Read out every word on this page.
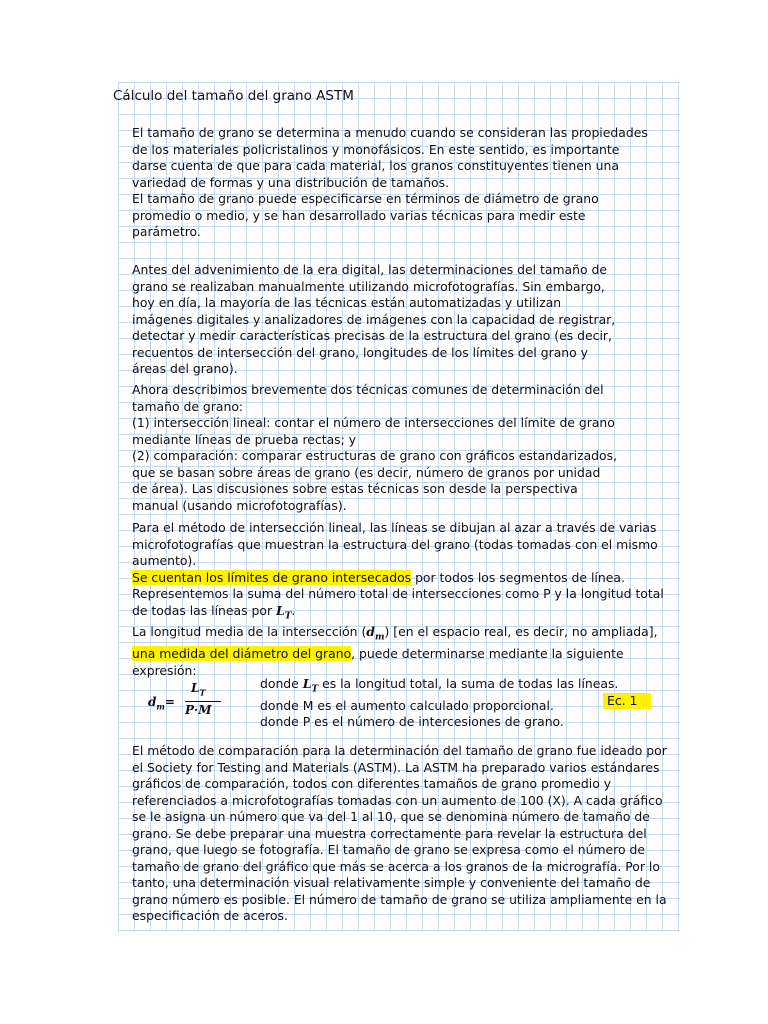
Cálculo del tamaño del grano ASTM
El tamaño de grano se determina a menudo cuando se consideran las propiedades
de los materiales policristalinos y monofásicos. En este sentido, es importante
darse cuenta de que para cada material, los granos constituyentes tienen una
variedad de formas y una distribución de tamaños.
El tamaño de grano puede especificarse en términos de diámetro de grano
promedio o medio, y se han desarrollado varias técnicas para medir este
parámetro.
Antes del advenimiento de la era digital, las determinaciones del tamaño de
grano se realizaban manualmente utilizando microfotografías. Sin embargo,
hoy en día, la mayoría de las técnicas están automatizadas y utilizan
imágenes digitales y analizadores de imágenes con la capacidad de registrar,
detectar y medir características precisas de la estructura del grano (es decir,
recuentos de intersección del grano, longitudes de los límites del grano y
áreas del grano).
Ahora describimos brevemente dos técnicas comunes de determinación del
tamaño de grano:
(1) intersección lineal: contar el número de intersecciones del límite de grano
mediante líneas de prueba rectas; y
(2) comparación: comparar estructuras de grano con gráficos estandarizados,
que se basan sobre áreas de grano (es decir, número de granos por unidad
de área). Las discusiones sobre estas técnicas son desde la perspectiva
manual (usando microfotografías).
Para el método de intersección lineal, las líneas se dibujan al azar a través de varias
microfotografías que muestran la estructura del grano (todas tomadas con el mismo
aumento).
Se cuentan los límites de grano intersecados por todos los segmentos de línea.
Representemos la suma del número total de intersecciones como P y la longitud total
de todas las líneas por $L_T$.
La longitud media de la intersección $(d_m)$ [en el espacio real, es decir, no ampliada],
una medida del diámetro del grano, puede determinarse mediante la siguiente
expresión:
$d_m=$
$L_T$
P·M
donde $L_T$ es la longitud total, la suma de todas las líneas.
donde M es el aumento calculado proporcional.
donde P es el número de intercesiones de grano.
Ec. 1
El método de comparación para la determinación del tamaño de grano fue ideado por
el Society for Testing and Materials (ASTM). La ASTM ha preparado varios estándares
gráficos de comparación, todos con diferentes tamaños de grano promedio y
referenciados a microfotografías tomadas con un aumento de 100 (X). A cada gráfico
se le asigna un número que va del 1 al 10, que se denomina número de tamaño de
grano. Se debe preparar una muestra correctamente para revelar la estructura del
grano, que luego se fotografía. El tamaño de grano se expresa como el número de
tamaño de grano del gráfico que más se acerca a los granos de la micrografía. Por lo
tanto, una determinación visual relativamente simple y conveniente del tamaño de
grano número es posible. El número de tamaño de grano se utiliza ampliamente en la
especificación de aceros.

------------------------------------------------

### What needs to be done
Check each line of the material for "intersección". Copy the ones that have it.

### Response below
recuentos de intersección del grano, longitudes de los límites del grano y
(1) intersección lineal: contar el número de intersecciones del límite de grano
Para el método de intersección lineal, las líneas se dibujan al azar a través de varias
La longitud media de la intersección $(d_m)$ [en el espacio real, es decir, no ampliada],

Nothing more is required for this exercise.